Below are entries. Pull out all lines containing "into".

* * *

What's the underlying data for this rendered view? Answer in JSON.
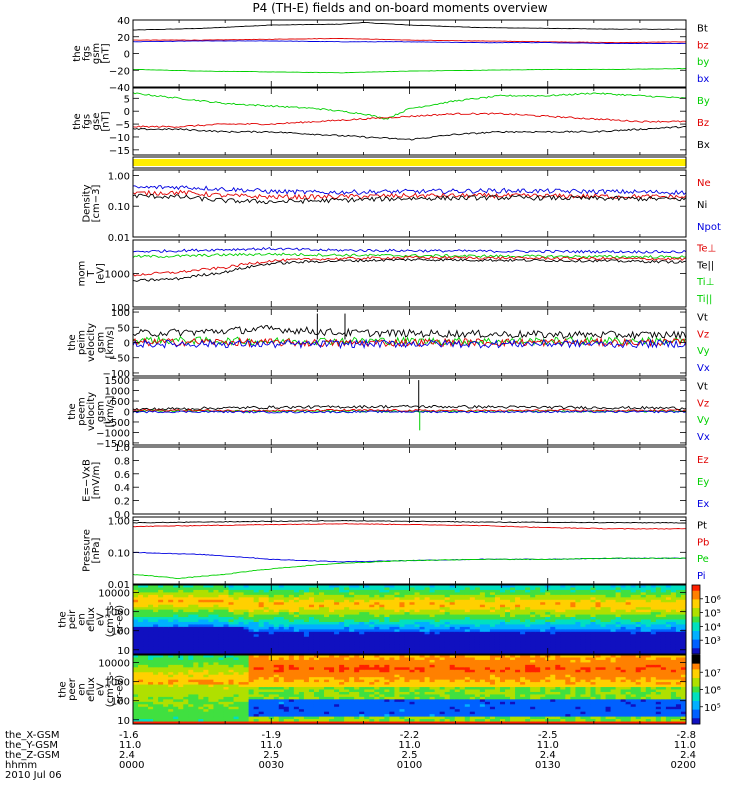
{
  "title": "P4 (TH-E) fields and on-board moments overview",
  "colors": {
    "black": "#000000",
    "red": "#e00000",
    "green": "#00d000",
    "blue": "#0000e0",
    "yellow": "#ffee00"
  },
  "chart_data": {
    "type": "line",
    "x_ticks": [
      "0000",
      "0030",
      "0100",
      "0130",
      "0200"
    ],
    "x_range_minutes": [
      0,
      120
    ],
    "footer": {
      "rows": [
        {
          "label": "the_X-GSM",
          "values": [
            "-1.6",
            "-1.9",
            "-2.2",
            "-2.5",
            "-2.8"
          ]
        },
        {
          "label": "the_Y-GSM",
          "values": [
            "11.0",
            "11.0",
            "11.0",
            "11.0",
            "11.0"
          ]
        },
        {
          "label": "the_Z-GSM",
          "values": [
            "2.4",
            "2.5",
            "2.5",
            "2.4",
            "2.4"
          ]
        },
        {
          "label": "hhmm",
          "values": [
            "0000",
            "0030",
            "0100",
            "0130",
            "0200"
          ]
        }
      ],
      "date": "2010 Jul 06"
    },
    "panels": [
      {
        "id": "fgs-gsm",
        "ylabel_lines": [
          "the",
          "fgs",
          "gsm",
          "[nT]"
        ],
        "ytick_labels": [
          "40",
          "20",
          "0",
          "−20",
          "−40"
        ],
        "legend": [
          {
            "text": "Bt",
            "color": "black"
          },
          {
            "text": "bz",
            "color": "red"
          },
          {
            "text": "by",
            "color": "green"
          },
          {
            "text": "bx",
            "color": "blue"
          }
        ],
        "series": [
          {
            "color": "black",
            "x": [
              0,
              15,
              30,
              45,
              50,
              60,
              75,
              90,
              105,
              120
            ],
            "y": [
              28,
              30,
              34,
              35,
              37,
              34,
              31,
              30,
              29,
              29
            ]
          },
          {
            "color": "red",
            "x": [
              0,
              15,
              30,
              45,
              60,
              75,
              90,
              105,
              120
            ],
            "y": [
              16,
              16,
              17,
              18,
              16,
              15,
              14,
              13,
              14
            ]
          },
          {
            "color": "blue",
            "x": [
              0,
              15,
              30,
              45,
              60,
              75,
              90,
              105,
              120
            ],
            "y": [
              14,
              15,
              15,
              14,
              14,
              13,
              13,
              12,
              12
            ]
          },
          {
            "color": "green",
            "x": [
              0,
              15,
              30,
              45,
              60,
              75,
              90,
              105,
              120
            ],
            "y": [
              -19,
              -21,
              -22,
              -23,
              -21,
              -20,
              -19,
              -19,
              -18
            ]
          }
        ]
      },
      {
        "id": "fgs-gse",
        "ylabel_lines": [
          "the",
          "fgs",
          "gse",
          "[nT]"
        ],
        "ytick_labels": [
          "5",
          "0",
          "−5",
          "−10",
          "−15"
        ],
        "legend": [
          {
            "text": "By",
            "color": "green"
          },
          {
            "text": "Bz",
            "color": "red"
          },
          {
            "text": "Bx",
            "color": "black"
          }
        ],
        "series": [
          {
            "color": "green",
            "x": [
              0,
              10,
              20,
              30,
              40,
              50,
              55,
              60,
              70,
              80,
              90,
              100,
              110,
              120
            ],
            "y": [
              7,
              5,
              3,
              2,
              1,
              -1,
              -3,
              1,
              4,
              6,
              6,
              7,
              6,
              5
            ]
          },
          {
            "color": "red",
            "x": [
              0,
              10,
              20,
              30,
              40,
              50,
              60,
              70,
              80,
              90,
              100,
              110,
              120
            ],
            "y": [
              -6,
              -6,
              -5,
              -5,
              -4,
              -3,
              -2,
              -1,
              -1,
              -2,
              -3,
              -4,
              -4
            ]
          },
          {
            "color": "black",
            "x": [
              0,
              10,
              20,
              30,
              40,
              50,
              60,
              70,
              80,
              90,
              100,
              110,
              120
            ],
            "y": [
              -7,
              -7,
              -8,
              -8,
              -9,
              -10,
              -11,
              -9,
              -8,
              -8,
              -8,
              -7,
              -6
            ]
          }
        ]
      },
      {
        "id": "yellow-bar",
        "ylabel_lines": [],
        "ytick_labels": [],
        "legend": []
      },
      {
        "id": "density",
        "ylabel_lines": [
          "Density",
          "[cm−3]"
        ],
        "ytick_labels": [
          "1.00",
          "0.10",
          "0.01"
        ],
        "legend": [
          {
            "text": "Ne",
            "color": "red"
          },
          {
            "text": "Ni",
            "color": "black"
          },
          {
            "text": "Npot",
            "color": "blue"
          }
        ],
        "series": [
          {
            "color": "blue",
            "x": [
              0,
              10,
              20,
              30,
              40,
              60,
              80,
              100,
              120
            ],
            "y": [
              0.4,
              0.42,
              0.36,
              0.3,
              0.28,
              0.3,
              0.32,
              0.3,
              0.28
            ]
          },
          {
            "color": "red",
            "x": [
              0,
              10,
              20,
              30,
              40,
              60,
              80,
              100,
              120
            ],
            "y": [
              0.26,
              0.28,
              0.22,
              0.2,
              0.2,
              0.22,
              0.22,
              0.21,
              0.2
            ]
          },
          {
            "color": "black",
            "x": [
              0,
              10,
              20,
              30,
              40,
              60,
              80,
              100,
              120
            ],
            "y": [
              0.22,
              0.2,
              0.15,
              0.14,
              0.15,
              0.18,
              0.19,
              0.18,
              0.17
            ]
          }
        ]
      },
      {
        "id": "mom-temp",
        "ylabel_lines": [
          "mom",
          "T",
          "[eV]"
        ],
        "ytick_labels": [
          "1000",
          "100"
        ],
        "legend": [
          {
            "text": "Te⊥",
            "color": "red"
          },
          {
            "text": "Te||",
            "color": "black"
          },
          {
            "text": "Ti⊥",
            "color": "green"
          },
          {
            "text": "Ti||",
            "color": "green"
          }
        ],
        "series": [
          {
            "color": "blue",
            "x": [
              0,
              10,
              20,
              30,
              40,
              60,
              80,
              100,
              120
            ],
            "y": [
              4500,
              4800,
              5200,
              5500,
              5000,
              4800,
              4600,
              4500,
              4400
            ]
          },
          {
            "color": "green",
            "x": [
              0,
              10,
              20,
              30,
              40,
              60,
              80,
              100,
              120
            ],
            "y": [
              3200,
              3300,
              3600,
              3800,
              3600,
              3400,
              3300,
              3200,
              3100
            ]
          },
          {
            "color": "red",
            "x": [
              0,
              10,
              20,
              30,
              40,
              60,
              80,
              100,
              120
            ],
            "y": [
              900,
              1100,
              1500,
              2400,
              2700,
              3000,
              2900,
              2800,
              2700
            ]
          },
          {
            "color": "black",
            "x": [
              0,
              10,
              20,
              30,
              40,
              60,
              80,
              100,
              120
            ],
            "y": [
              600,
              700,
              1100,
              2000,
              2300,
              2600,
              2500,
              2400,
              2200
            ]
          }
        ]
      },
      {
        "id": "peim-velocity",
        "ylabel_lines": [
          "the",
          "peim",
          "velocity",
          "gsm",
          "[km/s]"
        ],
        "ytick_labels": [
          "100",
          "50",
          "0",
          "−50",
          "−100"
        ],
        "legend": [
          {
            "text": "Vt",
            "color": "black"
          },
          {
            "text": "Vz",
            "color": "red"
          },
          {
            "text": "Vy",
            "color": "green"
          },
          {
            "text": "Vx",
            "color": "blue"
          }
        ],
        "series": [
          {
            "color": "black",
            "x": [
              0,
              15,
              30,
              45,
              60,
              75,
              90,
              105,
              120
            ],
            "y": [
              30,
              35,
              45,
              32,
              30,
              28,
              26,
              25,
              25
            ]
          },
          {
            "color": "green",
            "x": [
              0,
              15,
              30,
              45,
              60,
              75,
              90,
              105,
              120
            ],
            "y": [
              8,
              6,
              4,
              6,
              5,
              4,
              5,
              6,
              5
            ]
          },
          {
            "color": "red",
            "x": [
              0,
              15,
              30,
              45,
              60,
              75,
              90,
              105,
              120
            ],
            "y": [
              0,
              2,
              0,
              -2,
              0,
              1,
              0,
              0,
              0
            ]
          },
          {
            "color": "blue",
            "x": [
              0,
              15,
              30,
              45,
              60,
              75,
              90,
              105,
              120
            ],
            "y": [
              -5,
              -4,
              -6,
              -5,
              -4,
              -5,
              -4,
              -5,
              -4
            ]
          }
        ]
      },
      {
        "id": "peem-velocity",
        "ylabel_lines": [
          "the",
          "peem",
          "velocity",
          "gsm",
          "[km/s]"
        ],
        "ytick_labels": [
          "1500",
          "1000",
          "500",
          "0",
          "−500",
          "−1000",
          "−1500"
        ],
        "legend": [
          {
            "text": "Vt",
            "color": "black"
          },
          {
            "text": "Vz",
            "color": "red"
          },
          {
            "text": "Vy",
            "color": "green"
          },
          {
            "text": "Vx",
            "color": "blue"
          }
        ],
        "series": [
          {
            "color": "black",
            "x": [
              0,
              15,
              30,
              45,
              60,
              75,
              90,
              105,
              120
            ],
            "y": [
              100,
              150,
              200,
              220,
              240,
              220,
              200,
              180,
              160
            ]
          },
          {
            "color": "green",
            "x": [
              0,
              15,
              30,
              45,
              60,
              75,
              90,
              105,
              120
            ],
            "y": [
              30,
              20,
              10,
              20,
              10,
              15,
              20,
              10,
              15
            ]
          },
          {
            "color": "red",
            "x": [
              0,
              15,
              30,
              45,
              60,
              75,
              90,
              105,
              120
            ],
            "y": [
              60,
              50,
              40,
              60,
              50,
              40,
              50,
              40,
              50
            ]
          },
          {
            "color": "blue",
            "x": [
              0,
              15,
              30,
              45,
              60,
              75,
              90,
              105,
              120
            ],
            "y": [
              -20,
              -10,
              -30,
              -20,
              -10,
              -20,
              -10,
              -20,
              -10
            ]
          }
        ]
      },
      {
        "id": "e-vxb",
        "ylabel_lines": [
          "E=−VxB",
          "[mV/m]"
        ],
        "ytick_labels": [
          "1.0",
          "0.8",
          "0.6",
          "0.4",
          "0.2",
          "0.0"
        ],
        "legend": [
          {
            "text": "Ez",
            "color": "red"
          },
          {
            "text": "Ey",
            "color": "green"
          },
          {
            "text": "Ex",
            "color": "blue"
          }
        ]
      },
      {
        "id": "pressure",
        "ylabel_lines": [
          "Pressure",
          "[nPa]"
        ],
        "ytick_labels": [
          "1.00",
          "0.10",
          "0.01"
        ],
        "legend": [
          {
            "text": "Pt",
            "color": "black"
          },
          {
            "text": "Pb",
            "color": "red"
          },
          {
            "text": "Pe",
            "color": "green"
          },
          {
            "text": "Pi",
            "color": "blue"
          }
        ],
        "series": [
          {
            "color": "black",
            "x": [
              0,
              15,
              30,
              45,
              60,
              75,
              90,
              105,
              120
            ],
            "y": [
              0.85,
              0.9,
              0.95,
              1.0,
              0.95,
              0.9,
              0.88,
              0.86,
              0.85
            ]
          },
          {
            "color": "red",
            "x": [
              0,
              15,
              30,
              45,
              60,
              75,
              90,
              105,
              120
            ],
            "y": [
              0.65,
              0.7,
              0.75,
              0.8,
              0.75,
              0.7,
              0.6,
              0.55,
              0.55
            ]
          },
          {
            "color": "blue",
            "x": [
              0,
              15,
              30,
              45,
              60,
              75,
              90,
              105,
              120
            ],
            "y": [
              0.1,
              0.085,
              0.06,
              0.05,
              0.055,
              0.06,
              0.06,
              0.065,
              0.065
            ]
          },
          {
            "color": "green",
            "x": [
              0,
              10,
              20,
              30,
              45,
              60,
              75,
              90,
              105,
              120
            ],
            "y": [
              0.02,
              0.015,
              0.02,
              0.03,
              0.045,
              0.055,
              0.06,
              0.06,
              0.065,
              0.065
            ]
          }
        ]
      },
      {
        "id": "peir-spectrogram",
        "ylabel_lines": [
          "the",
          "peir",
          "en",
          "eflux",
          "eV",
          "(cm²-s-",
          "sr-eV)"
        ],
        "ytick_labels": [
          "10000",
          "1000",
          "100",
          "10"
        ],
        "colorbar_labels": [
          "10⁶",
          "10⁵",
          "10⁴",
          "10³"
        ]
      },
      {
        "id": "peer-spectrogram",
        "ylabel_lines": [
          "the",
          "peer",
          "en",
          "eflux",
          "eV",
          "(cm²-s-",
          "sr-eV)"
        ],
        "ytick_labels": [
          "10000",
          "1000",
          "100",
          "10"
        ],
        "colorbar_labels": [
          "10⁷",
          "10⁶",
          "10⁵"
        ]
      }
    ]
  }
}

* * *

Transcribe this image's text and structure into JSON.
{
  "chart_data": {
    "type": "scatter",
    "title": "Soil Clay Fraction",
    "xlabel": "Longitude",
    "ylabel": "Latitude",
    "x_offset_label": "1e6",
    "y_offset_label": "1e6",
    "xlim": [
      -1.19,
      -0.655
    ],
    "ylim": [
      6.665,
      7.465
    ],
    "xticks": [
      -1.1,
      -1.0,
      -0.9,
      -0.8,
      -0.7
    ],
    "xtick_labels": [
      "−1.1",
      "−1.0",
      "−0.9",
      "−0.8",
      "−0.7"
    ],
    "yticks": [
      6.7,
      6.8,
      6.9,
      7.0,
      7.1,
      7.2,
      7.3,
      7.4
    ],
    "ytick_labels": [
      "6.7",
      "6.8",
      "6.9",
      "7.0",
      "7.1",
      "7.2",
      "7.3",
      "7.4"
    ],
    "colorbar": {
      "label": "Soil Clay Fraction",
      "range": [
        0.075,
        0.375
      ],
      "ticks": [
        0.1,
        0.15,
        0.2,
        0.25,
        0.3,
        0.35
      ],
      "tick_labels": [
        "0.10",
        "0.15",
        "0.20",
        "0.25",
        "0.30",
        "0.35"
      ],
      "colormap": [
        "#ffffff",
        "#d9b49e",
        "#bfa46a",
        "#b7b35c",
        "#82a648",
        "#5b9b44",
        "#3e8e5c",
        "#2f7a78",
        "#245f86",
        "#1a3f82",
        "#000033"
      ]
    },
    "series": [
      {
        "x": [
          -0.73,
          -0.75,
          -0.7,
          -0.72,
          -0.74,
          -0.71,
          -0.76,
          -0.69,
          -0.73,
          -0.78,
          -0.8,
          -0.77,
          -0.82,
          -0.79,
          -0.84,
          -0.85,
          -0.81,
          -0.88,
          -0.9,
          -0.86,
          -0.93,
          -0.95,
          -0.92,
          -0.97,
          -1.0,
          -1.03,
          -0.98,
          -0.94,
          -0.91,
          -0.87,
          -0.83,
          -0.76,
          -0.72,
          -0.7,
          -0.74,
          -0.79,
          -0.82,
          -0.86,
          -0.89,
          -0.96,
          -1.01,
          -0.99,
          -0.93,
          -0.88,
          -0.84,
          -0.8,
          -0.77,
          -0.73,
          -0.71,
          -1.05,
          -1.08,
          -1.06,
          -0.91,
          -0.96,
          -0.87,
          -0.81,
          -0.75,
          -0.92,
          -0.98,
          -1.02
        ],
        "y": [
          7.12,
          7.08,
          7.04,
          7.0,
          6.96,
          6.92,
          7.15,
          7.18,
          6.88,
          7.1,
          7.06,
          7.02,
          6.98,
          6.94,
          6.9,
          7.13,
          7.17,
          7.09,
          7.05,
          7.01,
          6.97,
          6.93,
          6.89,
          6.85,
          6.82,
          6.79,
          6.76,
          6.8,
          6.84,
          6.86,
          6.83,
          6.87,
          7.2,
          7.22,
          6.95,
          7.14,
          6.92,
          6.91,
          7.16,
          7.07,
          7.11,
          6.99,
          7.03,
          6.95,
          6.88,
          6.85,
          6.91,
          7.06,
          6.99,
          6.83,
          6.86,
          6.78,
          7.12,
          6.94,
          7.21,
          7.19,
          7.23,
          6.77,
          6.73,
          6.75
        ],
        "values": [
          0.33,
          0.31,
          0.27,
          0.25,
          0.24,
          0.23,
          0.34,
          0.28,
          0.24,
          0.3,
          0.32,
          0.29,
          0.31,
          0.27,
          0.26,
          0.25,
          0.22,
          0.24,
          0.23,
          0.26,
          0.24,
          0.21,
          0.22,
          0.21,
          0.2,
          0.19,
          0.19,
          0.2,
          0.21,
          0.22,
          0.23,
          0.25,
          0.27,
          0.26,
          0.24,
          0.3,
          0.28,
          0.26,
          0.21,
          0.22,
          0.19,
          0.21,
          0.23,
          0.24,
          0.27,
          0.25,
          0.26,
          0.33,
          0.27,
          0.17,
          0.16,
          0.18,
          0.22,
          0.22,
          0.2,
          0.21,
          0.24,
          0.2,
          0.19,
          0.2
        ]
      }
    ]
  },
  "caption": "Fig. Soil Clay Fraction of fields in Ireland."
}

* * *

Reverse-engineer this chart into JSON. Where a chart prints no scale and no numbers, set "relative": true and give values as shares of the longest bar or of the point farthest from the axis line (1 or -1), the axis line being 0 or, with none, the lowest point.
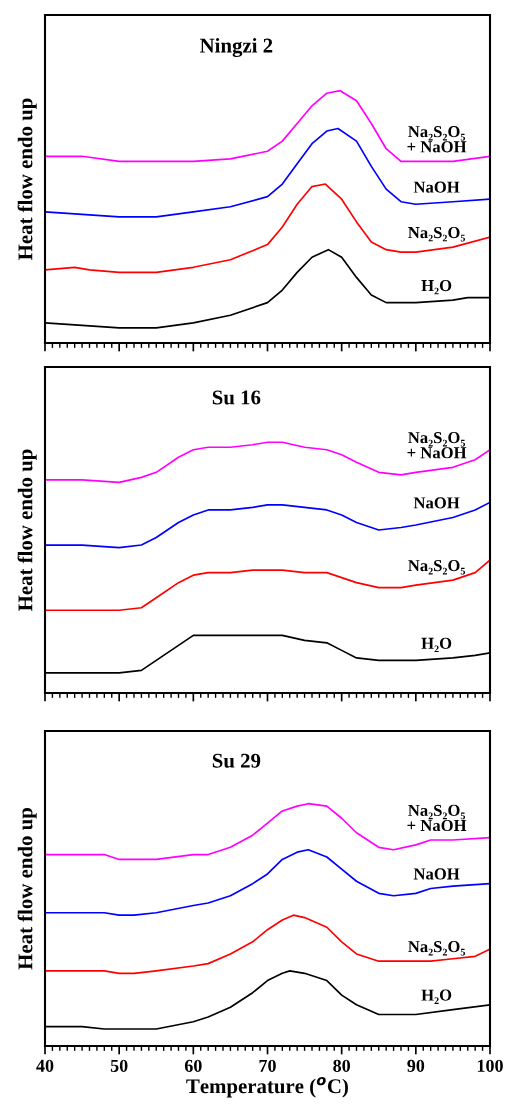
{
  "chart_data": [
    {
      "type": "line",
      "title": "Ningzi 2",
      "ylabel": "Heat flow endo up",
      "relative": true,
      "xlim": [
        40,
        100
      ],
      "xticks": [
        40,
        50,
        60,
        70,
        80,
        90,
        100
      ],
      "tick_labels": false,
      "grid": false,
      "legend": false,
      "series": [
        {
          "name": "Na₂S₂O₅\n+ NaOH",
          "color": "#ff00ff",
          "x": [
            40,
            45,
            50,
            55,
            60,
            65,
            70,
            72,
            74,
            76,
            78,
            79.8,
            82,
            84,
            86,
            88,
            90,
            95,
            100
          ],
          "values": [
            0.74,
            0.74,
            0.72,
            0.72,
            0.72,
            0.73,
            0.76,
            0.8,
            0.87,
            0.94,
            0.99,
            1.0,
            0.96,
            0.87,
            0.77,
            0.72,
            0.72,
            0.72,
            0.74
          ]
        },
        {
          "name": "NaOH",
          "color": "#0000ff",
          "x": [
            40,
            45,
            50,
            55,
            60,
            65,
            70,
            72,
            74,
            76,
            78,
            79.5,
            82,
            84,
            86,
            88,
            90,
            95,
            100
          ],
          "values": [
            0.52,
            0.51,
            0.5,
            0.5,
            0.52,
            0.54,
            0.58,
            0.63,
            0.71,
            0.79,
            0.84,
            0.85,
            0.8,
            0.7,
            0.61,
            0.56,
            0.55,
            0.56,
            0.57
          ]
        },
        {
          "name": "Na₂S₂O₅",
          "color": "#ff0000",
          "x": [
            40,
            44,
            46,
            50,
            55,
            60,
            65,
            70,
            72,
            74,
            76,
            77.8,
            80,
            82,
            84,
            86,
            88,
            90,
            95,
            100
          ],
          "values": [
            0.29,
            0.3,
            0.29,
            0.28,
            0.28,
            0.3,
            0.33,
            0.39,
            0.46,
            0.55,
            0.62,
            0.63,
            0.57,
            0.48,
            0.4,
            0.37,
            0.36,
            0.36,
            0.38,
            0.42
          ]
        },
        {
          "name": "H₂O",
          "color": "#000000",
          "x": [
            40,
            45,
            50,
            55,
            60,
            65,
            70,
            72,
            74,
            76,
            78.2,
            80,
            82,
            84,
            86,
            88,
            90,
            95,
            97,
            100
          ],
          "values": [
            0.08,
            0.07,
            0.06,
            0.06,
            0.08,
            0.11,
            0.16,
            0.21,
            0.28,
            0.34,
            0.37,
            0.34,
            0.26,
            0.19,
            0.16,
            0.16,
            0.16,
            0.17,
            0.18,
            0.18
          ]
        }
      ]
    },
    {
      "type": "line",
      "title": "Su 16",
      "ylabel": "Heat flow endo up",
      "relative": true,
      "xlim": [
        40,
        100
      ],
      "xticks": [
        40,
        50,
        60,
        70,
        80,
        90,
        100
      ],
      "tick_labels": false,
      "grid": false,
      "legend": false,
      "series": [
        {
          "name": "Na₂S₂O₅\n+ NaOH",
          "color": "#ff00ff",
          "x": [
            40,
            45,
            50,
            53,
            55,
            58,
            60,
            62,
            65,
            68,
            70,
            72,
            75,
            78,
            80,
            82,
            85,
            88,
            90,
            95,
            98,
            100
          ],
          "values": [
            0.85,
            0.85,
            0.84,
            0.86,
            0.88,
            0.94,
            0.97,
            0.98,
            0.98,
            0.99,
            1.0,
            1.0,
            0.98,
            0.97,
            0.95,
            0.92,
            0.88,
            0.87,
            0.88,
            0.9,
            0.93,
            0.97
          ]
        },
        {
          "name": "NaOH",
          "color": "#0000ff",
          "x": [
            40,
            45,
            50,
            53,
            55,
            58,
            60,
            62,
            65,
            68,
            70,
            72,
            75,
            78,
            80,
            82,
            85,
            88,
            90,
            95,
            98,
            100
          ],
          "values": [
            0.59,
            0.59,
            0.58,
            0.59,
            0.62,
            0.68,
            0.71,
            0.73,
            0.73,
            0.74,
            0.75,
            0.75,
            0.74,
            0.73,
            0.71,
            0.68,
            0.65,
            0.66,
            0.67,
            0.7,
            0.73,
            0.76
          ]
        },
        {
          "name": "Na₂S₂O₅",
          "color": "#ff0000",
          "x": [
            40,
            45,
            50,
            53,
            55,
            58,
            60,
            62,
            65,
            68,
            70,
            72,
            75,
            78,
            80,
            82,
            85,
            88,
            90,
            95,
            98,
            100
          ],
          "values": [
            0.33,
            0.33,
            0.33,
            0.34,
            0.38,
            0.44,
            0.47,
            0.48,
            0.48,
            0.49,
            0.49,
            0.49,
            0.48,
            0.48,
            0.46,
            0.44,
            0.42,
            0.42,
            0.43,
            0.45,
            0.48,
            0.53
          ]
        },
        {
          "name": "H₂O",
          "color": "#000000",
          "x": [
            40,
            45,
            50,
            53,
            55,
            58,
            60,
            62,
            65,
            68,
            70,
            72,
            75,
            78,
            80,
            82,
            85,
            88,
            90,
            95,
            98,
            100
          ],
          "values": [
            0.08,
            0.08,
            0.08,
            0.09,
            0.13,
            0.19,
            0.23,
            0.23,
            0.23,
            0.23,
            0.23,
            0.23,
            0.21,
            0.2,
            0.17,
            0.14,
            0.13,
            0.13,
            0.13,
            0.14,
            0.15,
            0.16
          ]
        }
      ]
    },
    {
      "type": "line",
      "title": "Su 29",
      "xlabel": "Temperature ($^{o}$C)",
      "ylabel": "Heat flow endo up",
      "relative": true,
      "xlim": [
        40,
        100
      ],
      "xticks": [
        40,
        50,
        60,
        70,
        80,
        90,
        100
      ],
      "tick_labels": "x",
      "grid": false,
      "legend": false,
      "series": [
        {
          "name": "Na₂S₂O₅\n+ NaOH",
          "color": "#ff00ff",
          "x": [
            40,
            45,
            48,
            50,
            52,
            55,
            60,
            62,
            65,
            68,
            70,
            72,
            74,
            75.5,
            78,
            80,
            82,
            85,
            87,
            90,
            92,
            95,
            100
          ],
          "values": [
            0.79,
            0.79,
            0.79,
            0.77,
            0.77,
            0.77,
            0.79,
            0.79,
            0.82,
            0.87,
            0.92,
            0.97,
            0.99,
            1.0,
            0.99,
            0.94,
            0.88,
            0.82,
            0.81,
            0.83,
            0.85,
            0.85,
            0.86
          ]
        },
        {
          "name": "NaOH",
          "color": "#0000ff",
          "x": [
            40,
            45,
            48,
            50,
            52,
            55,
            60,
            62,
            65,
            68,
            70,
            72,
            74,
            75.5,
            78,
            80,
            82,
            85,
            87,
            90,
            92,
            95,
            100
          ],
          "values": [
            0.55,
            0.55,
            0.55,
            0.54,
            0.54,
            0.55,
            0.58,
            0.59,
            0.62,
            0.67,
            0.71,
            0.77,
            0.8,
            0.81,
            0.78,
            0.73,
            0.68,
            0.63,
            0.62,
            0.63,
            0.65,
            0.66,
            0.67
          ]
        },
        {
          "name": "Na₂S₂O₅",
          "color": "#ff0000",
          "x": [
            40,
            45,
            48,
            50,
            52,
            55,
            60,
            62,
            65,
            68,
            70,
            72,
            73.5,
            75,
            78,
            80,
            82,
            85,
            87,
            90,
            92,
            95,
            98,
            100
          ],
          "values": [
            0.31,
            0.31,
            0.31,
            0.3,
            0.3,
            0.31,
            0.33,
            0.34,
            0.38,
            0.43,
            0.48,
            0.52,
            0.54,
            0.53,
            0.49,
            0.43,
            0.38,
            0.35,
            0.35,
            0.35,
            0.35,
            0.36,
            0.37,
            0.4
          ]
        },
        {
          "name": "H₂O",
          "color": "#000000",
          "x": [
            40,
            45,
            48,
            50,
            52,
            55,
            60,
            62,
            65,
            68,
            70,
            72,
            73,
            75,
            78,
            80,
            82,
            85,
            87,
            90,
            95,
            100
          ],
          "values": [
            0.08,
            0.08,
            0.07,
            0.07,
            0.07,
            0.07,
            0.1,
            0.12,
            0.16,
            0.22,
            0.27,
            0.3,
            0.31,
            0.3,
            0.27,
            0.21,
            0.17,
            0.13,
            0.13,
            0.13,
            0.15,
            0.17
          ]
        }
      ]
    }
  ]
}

* * *

TASK ANSWER:
Transcribe this image's text and structure into JSON.
Reverse-engineer this chart into JSON. Where a chart prints no scale and no numbers, set "relative": true and give values as shares of the longest bar or of the point farthest from the axis line (1 or -1), the axis line being 0 or, with none, the lowest point.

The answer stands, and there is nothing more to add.